— RECORDS PROVIDED —
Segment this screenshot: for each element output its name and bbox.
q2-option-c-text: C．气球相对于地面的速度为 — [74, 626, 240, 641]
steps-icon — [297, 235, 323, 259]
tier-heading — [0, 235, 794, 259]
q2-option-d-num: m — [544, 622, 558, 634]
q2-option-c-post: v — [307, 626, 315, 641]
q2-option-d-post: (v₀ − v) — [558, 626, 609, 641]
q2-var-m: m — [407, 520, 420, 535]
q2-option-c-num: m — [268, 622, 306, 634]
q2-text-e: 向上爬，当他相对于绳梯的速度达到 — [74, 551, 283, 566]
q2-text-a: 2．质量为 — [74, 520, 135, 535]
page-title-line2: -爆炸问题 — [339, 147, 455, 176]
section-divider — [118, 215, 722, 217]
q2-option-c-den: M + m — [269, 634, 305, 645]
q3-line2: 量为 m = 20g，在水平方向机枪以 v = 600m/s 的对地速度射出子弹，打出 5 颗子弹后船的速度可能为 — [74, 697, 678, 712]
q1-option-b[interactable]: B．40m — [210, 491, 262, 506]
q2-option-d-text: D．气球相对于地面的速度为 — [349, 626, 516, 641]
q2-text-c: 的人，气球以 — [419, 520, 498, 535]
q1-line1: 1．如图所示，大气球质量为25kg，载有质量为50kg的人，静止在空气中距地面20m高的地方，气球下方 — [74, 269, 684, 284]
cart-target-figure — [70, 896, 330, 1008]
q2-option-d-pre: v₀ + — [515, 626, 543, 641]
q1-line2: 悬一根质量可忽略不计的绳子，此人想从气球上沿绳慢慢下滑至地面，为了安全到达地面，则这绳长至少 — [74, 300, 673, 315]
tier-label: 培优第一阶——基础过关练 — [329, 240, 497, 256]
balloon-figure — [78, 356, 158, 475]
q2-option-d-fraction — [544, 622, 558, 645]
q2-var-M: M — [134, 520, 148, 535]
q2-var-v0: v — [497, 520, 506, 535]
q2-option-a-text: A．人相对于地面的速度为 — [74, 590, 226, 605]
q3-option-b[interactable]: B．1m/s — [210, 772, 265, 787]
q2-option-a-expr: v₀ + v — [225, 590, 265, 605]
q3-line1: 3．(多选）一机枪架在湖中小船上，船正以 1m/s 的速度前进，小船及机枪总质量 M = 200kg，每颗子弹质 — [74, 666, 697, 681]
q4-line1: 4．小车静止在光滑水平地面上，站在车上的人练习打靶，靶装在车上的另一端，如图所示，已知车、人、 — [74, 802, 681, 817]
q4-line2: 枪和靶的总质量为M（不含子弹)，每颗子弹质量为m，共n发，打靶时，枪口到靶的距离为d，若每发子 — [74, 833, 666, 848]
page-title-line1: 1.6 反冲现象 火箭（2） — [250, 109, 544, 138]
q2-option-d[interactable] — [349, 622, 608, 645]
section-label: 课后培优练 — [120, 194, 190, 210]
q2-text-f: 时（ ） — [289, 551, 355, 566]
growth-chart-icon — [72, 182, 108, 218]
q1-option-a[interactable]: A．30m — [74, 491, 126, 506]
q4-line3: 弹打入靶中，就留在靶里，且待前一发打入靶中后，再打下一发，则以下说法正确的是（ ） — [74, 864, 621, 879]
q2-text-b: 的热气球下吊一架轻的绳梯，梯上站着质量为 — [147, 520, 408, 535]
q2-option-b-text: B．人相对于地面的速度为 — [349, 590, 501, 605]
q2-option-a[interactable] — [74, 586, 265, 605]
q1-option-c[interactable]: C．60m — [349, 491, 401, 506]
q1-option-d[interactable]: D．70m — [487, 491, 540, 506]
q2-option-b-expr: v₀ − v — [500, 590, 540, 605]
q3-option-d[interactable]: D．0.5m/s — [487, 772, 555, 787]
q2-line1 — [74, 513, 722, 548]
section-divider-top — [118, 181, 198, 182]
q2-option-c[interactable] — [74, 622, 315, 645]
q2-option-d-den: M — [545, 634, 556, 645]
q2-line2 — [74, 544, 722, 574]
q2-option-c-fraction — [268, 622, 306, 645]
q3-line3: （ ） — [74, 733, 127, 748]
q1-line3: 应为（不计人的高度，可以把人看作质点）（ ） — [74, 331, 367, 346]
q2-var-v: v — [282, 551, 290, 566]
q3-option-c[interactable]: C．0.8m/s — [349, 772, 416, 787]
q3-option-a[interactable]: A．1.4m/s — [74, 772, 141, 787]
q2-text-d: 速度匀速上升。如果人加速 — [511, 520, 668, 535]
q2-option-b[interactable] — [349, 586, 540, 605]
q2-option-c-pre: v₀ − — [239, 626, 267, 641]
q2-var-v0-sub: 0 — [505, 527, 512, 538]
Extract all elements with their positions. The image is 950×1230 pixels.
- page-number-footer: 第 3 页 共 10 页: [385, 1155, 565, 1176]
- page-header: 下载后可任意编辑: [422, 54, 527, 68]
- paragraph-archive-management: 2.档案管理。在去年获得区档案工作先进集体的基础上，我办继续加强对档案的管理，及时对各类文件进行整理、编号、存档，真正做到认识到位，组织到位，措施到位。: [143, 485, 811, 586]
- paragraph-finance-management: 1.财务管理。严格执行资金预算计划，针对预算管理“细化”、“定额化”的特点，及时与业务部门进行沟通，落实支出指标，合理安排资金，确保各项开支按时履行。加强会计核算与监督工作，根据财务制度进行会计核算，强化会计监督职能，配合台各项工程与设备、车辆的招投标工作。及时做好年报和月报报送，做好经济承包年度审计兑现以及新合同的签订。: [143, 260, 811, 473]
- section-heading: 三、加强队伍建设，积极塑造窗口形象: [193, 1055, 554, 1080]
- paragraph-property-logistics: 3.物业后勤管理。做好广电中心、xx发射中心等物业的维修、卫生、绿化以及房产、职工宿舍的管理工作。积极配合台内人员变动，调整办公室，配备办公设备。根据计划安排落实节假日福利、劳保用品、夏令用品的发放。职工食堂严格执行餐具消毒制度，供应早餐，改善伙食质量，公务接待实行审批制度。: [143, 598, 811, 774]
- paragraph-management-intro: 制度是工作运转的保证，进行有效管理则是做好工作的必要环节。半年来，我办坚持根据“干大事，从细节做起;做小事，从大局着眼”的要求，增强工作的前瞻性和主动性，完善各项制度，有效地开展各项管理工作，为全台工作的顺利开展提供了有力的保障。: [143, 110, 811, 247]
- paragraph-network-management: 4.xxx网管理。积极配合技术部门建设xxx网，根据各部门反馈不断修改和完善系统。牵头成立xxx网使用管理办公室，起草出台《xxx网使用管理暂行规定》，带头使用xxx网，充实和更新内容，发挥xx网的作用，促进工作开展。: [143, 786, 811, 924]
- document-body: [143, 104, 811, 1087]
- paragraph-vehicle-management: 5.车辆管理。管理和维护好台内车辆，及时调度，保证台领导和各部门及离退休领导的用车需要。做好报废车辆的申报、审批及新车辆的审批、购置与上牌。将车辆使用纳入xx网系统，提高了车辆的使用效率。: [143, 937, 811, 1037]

— WHAT THIS TASK INVOLVES —
Reproduce all the entries with "interactable" switched to "clickable" wherever it appears, changing nothing else.

— THE SOLUTION —
Segment this screenshot: for each element output its name and bbox.
q2-option-c-text: C．气球相对于地面的速度为 — [74, 626, 240, 641]
steps-icon — [297, 235, 323, 259]
tier-heading — [0, 235, 794, 259]
q2-option-d-num: m — [544, 622, 558, 634]
q2-option-c-post: v — [307, 626, 315, 641]
q2-option-d-post: (v₀ − v) — [558, 626, 609, 641]
q2-var-m: m — [407, 520, 420, 535]
q2-option-c-num: m — [268, 622, 306, 634]
q2-text-e: 向上爬，当他相对于绳梯的速度达到 — [74, 551, 283, 566]
q2-text-a: 2．质量为 — [74, 520, 135, 535]
page-title-line2: -爆炸问题 — [339, 147, 455, 176]
section-divider — [118, 215, 722, 217]
q2-option-c-den: M + m — [269, 634, 305, 645]
q3-line2: 量为 m = 20g，在水平方向机枪以 v = 600m/s 的对地速度射出子弹，打出 5 颗子弹后船的速度可能为 — [74, 697, 678, 712]
q1-option-b[clickable]: B．40m — [210, 491, 262, 506]
q2-option-d-text: D．气球相对于地面的速度为 — [349, 626, 516, 641]
q2-text-c: 的人，气球以 — [419, 520, 498, 535]
q1-line1: 1．如图所示，大气球质量为25kg，载有质量为50kg的人，静止在空气中距地面20m高的地方，气球下方 — [74, 269, 684, 284]
cart-target-figure — [70, 896, 330, 1008]
q2-option-d-pre: v₀ + — [515, 626, 543, 641]
q1-line2: 悬一根质量可忽略不计的绳子，此人想从气球上沿绳慢慢下滑至地面，为了安全到达地面，则这绳长至少 — [74, 300, 673, 315]
tier-label: 培优第一阶——基础过关练 — [329, 240, 497, 256]
balloon-figure — [78, 356, 158, 475]
q2-option-d-fraction — [544, 622, 558, 645]
q2-var-M: M — [134, 520, 148, 535]
q2-var-v0: v — [497, 520, 506, 535]
q2-option-a-text: A．人相对于地面的速度为 — [74, 590, 226, 605]
q3-option-b[clickable]: B．1m/s — [210, 772, 265, 787]
q2-option-a-expr: v₀ + v — [225, 590, 265, 605]
q3-line1: 3．(多选）一机枪架在湖中小船上，船正以 1m/s 的速度前进，小船及机枪总质量 M = 200kg，每颗子弹质 — [74, 666, 697, 681]
q4-line1: 4．小车静止在光滑水平地面上，站在车上的人练习打靶，靶装在车上的另一端，如图所示，已知车、人、 — [74, 802, 681, 817]
q4-line2: 枪和靶的总质量为M（不含子弹)，每颗子弹质量为m，共n发，打靶时，枪口到靶的距离为d，若每发子 — [74, 833, 666, 848]
page-title-line1: 1.6 反冲现象 火箭（2） — [250, 109, 544, 138]
q2-option-d[clickable] — [349, 622, 608, 645]
section-label: 课后培优练 — [120, 194, 190, 210]
q2-text-f: 时（ ） — [289, 551, 355, 566]
growth-chart-icon — [72, 182, 108, 218]
q1-option-a[clickable]: A．30m — [74, 491, 126, 506]
q4-line3: 弹打入靶中，就留在靶里，且待前一发打入靶中后，再打下一发，则以下说法正确的是（ ） — [74, 864, 621, 879]
q2-text-b: 的热气球下吊一架轻的绳梯，梯上站着质量为 — [147, 520, 408, 535]
q2-option-b-text: B．人相对于地面的速度为 — [349, 590, 501, 605]
q2-option-a[clickable] — [74, 586, 265, 605]
q1-option-c[clickable]: C．60m — [349, 491, 401, 506]
q1-option-d[clickable]: D．70m — [487, 491, 540, 506]
q2-option-b-expr: v₀ − v — [500, 590, 540, 605]
q3-option-d[clickable]: D．0.5m/s — [487, 772, 555, 787]
q2-line1 — [74, 513, 722, 548]
section-divider-top — [118, 181, 198, 182]
q2-option-c[clickable] — [74, 622, 315, 645]
q2-option-d-den: M — [545, 634, 556, 645]
q2-line2 — [74, 544, 722, 574]
q2-option-c-fraction — [268, 622, 306, 645]
q3-line3: （ ） — [74, 733, 127, 748]
q1-line3: 应为（不计人的高度，可以把人看作质点）（ ） — [74, 331, 367, 346]
q2-var-v: v — [282, 551, 290, 566]
q3-option-c[clickable]: C．0.8m/s — [349, 772, 416, 787]
q3-option-a[clickable]: A．1.4m/s — [74, 772, 141, 787]
q2-text-d: 速度匀速上升。如果人加速 — [511, 520, 668, 535]
q2-option-b[clickable] — [349, 586, 540, 605]
q2-option-c-pre: v₀ − — [239, 626, 267, 641]
q2-var-v0-sub: 0 — [505, 527, 512, 538]
Extract all elements with their positions. The image is 950×1230 pixels.
- page-number-footer: 第 3 页 共 10 页: [385, 1155, 565, 1176]
- page-header: 下载后可任意编辑: [422, 54, 527, 68]
- paragraph-archive-management: 2.档案管理。在去年获得区档案工作先进集体的基础上，我办继续加强对档案的管理，及时对各类文件进行整理、编号、存档，真正做到认识到位，组织到位，措施到位。: [143, 485, 811, 586]
- paragraph-finance-management: 1.财务管理。严格执行资金预算计划，针对预算管理“细化”、“定额化”的特点，及时与业务部门进行沟通，落实支出指标，合理安排资金，确保各项开支按时履行。加强会计核算与监督工作，根据财务制度进行会计核算，强化会计监督职能，配合台各项工程与设备、车辆的招投标工作。及时做好年报和月报报送，做好经济承包年度审计兑现以及新合同的签订。: [143, 260, 811, 473]
- section-heading: 三、加强队伍建设，积极塑造窗口形象: [193, 1055, 554, 1080]
- paragraph-property-logistics: 3.物业后勤管理。做好广电中心、xx发射中心等物业的维修、卫生、绿化以及房产、职工宿舍的管理工作。积极配合台内人员变动，调整办公室，配备办公设备。根据计划安排落实节假日福利、劳保用品、夏令用品的发放。职工食堂严格执行餐具消毒制度，供应早餐，改善伙食质量，公务接待实行审批制度。: [143, 598, 811, 774]
- paragraph-management-intro: 制度是工作运转的保证，进行有效管理则是做好工作的必要环节。半年来，我办坚持根据“干大事，从细节做起;做小事，从大局着眼”的要求，增强工作的前瞻性和主动性，完善各项制度，有效地开展各项管理工作，为全台工作的顺利开展提供了有力的保障。: [143, 110, 811, 247]
- paragraph-network-management: 4.xxx网管理。积极配合技术部门建设xxx网，根据各部门反馈不断修改和完善系统。牵头成立xxx网使用管理办公室，起草出台《xxx网使用管理暂行规定》，带头使用xxx网，充实和更新内容，发挥xx网的作用，促进工作开展。: [143, 786, 811, 924]
- document-body: [143, 104, 811, 1087]
- paragraph-vehicle-management: 5.车辆管理。管理和维护好台内车辆，及时调度，保证台领导和各部门及离退休领导的用车需要。做好报废车辆的申报、审批及新车辆的审批、购置与上牌。将车辆使用纳入xx网系统，提高了车辆的使用效率。: [143, 937, 811, 1037]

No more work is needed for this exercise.